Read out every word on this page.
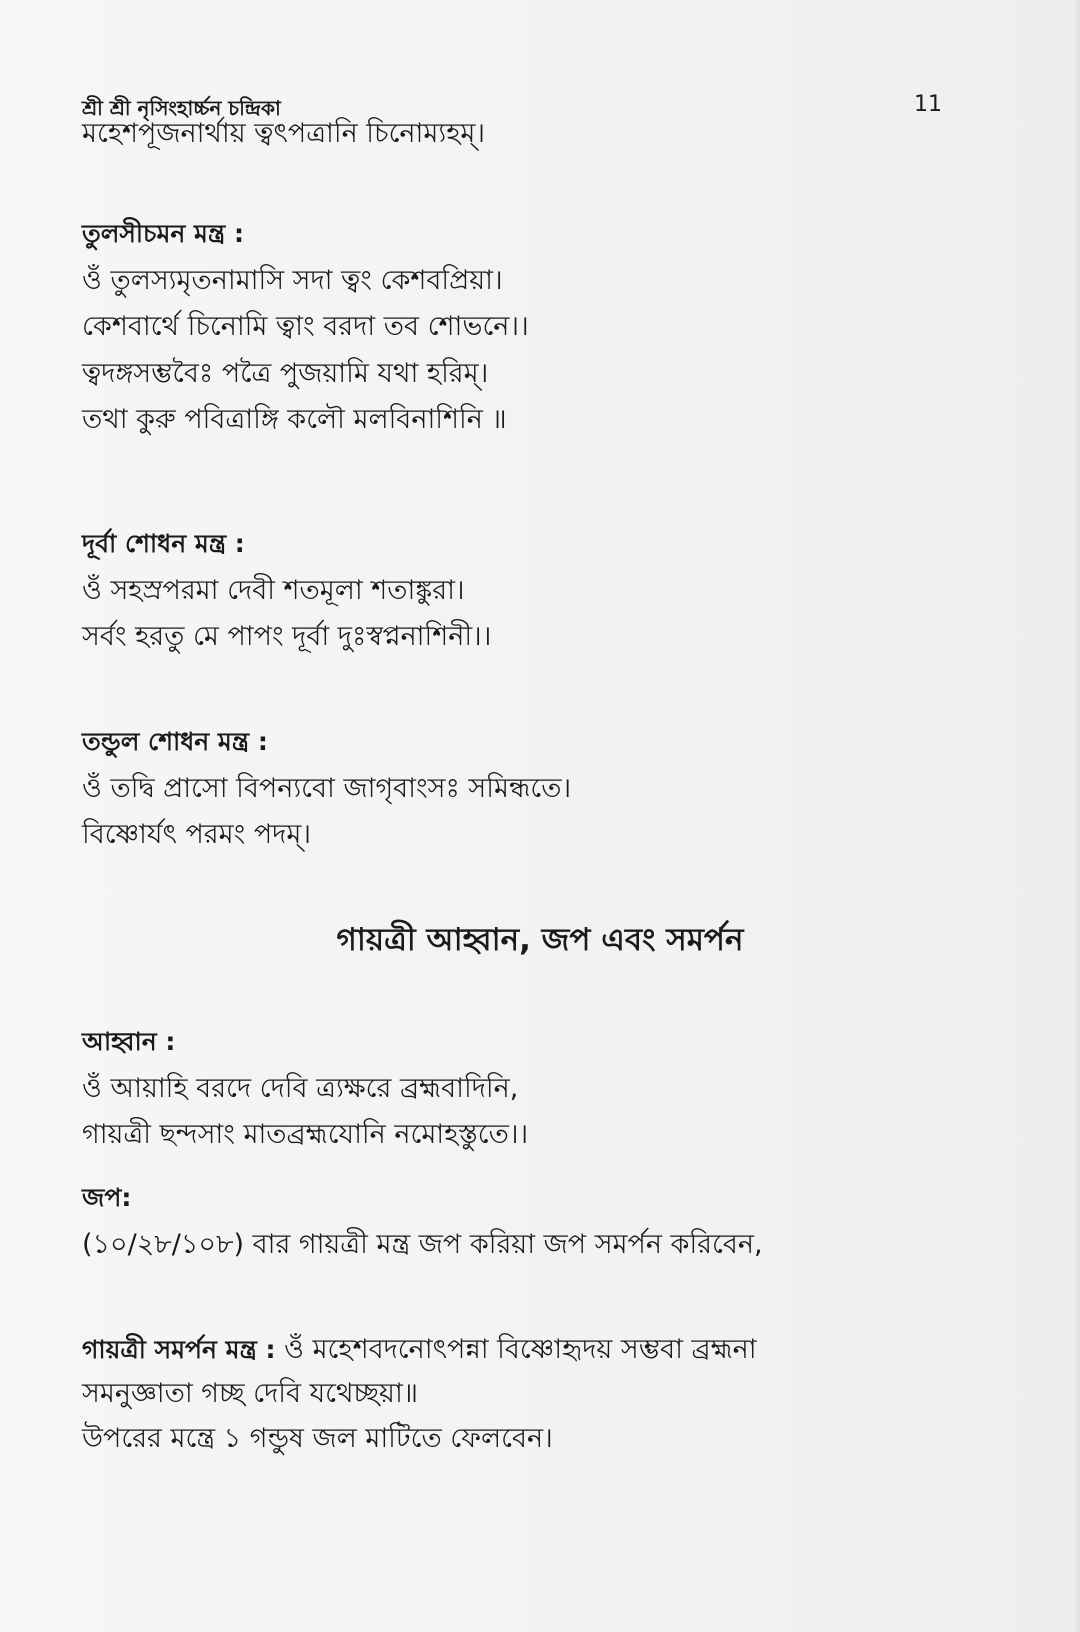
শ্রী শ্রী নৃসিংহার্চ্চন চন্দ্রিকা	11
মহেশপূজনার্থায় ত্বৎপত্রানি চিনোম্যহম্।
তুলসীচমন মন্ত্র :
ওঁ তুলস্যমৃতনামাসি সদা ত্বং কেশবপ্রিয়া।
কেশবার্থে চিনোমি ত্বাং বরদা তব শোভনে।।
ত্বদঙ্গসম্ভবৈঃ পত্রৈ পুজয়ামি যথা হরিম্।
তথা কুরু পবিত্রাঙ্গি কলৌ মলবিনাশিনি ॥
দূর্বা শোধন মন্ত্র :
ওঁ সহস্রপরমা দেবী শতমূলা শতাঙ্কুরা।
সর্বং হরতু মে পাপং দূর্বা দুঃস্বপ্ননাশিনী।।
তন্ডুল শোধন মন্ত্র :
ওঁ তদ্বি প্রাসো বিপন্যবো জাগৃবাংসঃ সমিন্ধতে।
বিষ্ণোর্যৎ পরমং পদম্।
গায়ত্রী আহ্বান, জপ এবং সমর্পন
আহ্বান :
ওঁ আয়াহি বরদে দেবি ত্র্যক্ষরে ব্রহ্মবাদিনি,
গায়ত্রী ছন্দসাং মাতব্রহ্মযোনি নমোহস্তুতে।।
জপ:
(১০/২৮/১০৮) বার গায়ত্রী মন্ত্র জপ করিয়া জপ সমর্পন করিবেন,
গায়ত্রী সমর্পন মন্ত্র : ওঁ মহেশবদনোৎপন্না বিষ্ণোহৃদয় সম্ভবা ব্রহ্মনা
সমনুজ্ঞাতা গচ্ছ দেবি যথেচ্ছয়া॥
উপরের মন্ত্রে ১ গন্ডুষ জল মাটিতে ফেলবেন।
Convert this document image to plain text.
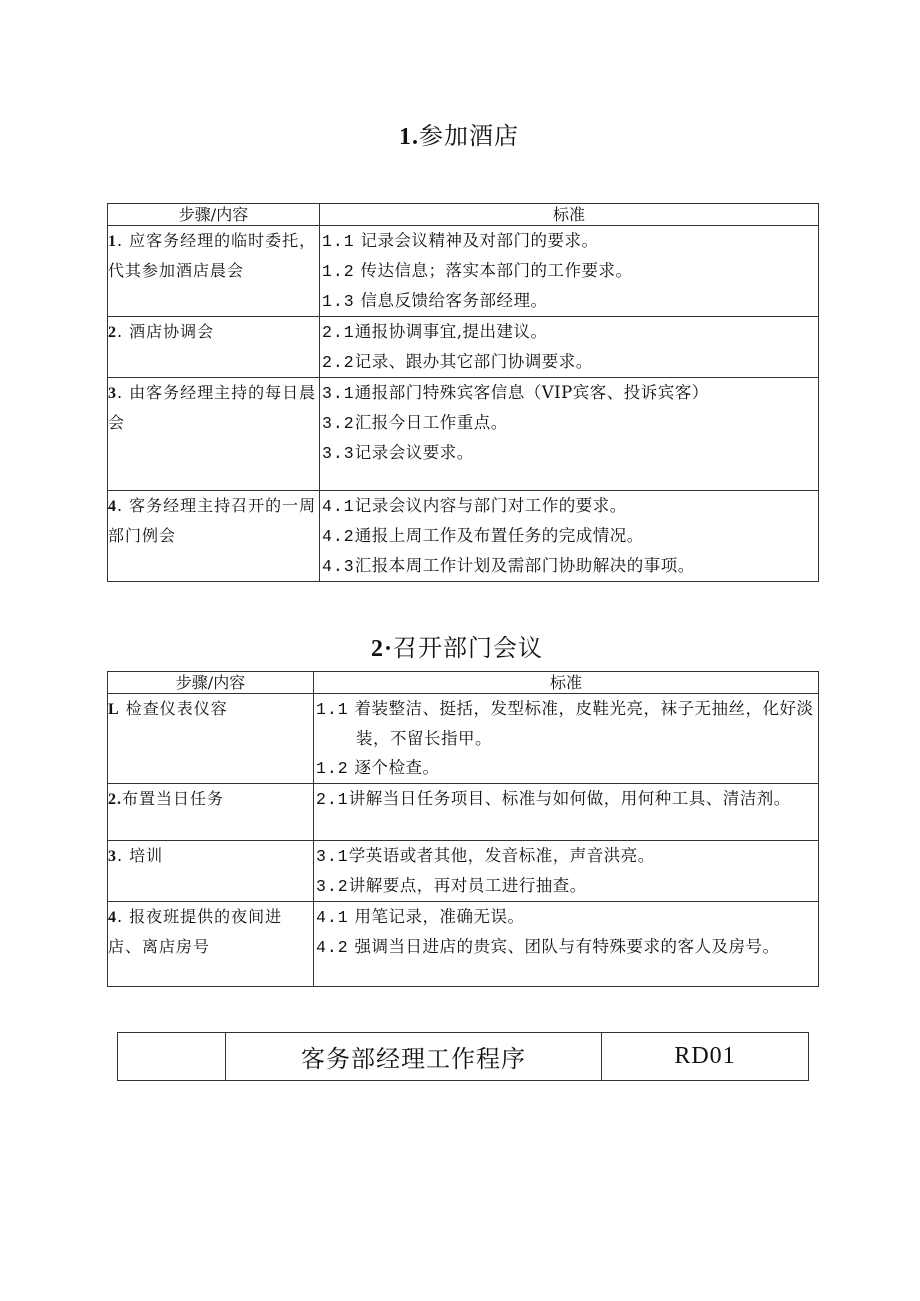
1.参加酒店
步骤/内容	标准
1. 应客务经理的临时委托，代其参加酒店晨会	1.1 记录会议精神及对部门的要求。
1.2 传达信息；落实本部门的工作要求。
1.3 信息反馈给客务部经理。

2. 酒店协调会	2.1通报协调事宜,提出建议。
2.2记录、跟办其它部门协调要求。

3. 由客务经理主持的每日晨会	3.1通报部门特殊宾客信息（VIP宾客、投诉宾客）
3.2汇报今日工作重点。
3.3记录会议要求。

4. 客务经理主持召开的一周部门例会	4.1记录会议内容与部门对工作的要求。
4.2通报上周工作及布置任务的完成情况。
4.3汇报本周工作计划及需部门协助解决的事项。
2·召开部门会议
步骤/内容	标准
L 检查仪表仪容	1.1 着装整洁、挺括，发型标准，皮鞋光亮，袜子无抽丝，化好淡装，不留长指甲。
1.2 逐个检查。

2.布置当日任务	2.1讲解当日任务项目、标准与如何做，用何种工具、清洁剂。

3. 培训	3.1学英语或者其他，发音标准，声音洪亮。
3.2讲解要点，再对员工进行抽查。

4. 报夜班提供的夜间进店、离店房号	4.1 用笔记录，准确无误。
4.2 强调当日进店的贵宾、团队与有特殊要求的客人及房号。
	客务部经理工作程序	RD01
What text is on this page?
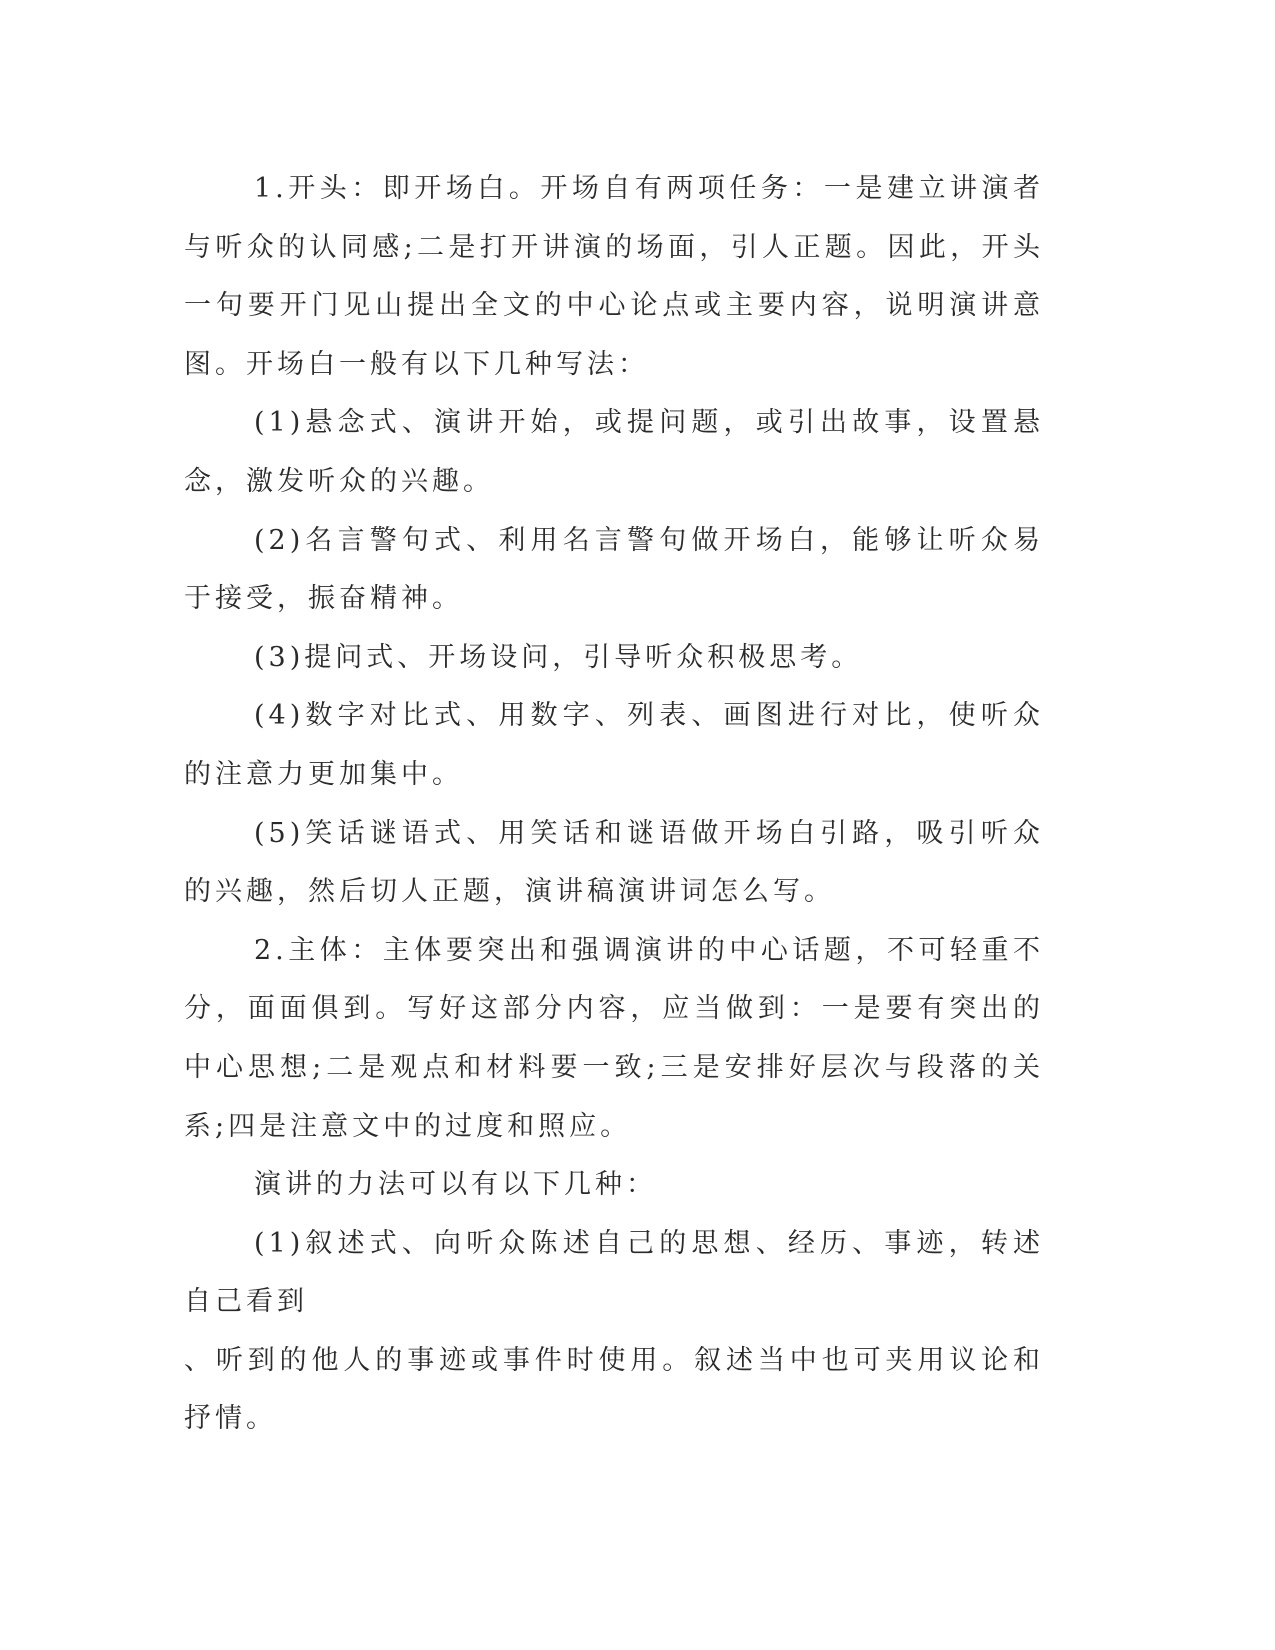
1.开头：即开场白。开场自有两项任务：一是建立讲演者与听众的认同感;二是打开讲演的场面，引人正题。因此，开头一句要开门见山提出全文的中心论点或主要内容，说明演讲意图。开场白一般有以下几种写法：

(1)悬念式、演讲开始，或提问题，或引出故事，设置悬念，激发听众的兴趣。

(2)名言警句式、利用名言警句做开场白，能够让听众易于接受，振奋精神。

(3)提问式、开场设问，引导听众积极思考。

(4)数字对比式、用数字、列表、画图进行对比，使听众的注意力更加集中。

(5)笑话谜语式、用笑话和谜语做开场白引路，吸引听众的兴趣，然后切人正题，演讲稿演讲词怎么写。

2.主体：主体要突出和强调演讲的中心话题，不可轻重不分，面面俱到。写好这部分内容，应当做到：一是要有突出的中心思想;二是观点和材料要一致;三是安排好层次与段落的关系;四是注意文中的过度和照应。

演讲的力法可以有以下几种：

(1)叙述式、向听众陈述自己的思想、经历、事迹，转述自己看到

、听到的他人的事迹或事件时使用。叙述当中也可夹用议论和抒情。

------------------------------------------------------------------------

Retype the whole listing, keeping every line identical and omitting all pictures.

Read out every word on this page.
শ্রী শ্রী নৃসিংহার্চ্চন চন্দ্রিকা	11
মহেশপূজনার্থায় ত্বৎপত্রানি চিনোম্যহম্।
তুলসীচমন মন্ত্র :
ওঁ তুলস্যমৃতনামাসি সদা ত্বং কেশবপ্রিয়া।
কেশবার্থে চিনোমি ত্বাং বরদা তব শোভনে।।
ত্বদঙ্গসম্ভবৈঃ পত্রৈ পুজয়ামি যথা হরিম্।
তথা কুরু পবিত্রাঙ্গি কলৌ মলবিনাশিনি ॥
দূর্বা শোধন মন্ত্র :
ওঁ সহস্রপরমা দেবী শতমূলা শতাঙ্কুরা।
সর্বং হরতু মে পাপং দূর্বা দুঃস্বপ্ননাশিনী।।
তন্ডুল শোধন মন্ত্র :
ওঁ তদ্বি প্রাসো বিপন্যবো জাগৃবাংসঃ সমিন্ধতে।
বিষ্ণোর্যৎ পরমং পদম্।
গায়ত্রী আহ্বান, জপ এবং সমর্পন
আহ্বান :
ওঁ আয়াহি বরদে দেবি ত্র্যক্ষরে ব্রহ্মবাদিনি,
গায়ত্রী ছন্দসাং মাতব্রহ্মযোনি নমোহস্তুতে।।
জপ:
(১০/২৮/১০৮) বার গায়ত্রী মন্ত্র জপ করিয়া জপ সমর্পন করিবেন,
গায়ত্রী সমর্পন মন্ত্র : ওঁ মহেশবদনোৎপন্না বিষ্ণোহৃদয় সম্ভবা ব্রহ্মনা
সমনুজ্ঞাতা গচ্ছ দেবি যথেচ্ছয়া॥
উপরের মন্ত্রে ১ গন্ডুষ জল মাটিতে ফেলবেন।
Convert this document image to plain text.
1.参加酒店
步骤/内容	标准
1. 应客务经理的临时委托，代其参加酒店晨会	1.1 记录会议精神及对部门的要求。
1.2 传达信息；落实本部门的工作要求。
1.3 信息反馈给客务部经理。

2. 酒店协调会	2.1通报协调事宜,提出建议。
2.2记录、跟办其它部门协调要求。

3. 由客务经理主持的每日晨会	3.1通报部门特殊宾客信息（VIP宾客、投诉宾客）
3.2汇报今日工作重点。
3.3记录会议要求。

4. 客务经理主持召开的一周部门例会	4.1记录会议内容与部门对工作的要求。
4.2通报上周工作及布置任务的完成情况。
4.3汇报本周工作计划及需部门协助解决的事项。
2·召开部门会议
步骤/内容	标准
L 检查仪表仪容	1.1 着装整洁、挺括，发型标准，皮鞋光亮，袜子无抽丝，化好淡装，不留长指甲。
1.2 逐个检查。

2.布置当日任务	2.1讲解当日任务项目、标准与如何做，用何种工具、清洁剂。

3. 培训	3.1学英语或者其他，发音标准，声音洪亮。
3.2讲解要点，再对员工进行抽查。

4. 报夜班提供的夜间进店、离店房号	4.1 用笔记录，准确无误。
4.2 强调当日进店的贵宾、团队与有特殊要求的客人及房号。
	客务部经理工作程序	RD01
What text is on this page?
1.开头：即开场白。开场自有两项任务：一是建立讲演者与听众的认同感;二是打开讲演的场面，引人正题。因此，开头一句要开门见山提出全文的中心论点或主要内容，说明演讲意图。开场白一般有以下几种写法：

(1)悬念式、演讲开始，或提问题，或引出故事，设置悬念，激发听众的兴趣。

(2)名言警句式、利用名言警句做开场白，能够让听众易于接受，振奋精神。

(3)提问式、开场设问，引导听众积极思考。

(4)数字对比式、用数字、列表、画图进行对比，使听众的注意力更加集中。

(5)笑话谜语式、用笑话和谜语做开场白引路，吸引听众的兴趣，然后切人正题，演讲稿演讲词怎么写。

2.主体：主体要突出和强调演讲的中心话题，不可轻重不分，面面俱到。写好这部分内容，应当做到：一是要有突出的中心思想;二是观点和材料要一致;三是安排好层次与段落的关系;四是注意文中的过度和照应。

演讲的力法可以有以下几种：

(1)叙述式、向听众陈述自己的思想、经历、事迹，转述自己看到

、听到的他人的事迹或事件时使用。叙述当中也可夹用议论和抒情。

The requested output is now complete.